[Extracted records]

— begin —

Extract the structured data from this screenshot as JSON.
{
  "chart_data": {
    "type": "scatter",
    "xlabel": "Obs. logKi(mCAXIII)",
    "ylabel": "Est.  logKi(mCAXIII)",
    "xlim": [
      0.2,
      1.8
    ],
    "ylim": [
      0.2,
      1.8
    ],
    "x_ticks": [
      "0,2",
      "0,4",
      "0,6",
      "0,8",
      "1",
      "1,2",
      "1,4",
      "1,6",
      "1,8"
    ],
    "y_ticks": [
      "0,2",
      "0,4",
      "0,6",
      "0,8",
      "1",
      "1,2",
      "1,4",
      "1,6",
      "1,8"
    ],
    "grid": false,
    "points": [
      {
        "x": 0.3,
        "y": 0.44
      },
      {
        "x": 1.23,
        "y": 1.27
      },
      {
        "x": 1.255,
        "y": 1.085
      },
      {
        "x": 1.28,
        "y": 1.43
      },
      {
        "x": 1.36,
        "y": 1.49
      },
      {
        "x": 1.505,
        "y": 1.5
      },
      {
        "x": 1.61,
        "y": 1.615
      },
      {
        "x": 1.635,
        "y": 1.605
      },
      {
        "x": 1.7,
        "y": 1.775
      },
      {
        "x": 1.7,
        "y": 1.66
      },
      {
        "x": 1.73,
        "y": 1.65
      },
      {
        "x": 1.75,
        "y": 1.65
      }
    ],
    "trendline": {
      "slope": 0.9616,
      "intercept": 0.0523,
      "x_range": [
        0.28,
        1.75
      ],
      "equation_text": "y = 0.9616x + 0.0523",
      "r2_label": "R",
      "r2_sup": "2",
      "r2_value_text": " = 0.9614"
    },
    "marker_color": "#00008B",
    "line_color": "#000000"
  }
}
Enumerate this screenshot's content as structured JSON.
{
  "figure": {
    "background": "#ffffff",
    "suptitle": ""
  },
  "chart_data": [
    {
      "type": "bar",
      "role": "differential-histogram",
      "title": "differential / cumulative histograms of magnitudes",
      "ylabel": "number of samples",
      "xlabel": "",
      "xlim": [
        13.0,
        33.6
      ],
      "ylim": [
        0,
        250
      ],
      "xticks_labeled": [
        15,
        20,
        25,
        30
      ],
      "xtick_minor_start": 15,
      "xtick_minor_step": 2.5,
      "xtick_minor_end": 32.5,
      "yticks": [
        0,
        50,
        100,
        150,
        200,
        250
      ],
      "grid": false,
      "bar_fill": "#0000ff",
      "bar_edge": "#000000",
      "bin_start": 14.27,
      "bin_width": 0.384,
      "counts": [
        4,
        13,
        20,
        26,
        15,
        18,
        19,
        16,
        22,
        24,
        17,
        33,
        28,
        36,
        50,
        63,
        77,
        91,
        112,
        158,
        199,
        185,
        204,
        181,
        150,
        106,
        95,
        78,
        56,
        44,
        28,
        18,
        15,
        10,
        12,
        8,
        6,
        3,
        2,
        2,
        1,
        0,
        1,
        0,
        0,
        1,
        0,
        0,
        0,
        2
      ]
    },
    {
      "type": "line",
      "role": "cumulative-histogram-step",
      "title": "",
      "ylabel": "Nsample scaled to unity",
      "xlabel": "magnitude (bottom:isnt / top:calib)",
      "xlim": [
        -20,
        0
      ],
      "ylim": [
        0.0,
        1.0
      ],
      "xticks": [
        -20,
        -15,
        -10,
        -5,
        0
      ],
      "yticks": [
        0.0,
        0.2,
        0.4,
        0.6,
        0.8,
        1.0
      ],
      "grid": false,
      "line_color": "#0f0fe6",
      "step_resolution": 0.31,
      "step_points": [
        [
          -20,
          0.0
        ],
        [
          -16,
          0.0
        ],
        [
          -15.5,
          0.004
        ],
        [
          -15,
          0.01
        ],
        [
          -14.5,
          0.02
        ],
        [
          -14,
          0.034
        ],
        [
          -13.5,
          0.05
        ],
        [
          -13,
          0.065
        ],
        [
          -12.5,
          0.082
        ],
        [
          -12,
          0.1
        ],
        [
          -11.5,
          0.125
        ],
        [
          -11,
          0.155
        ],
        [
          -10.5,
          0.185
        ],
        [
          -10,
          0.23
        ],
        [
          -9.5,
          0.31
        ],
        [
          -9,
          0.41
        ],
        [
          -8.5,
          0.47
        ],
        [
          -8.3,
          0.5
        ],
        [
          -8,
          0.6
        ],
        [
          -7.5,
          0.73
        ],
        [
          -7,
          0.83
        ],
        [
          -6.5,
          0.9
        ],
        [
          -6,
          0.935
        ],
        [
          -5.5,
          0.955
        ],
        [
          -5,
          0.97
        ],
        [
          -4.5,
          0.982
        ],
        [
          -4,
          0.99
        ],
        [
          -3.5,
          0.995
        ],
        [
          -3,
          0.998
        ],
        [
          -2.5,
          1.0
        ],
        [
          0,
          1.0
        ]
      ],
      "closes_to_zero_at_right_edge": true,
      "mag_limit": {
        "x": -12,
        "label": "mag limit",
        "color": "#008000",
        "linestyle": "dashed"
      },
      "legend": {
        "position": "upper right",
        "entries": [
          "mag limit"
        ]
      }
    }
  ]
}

— end —

- **Goal**: Copy all lines from the entries that contain the word "logKi".

- **Answer to the exercise**:
    "xlabel": "Obs. logKi(mCAXIII)",
    "ylabel": "Est.  logKi(mCAXIII)",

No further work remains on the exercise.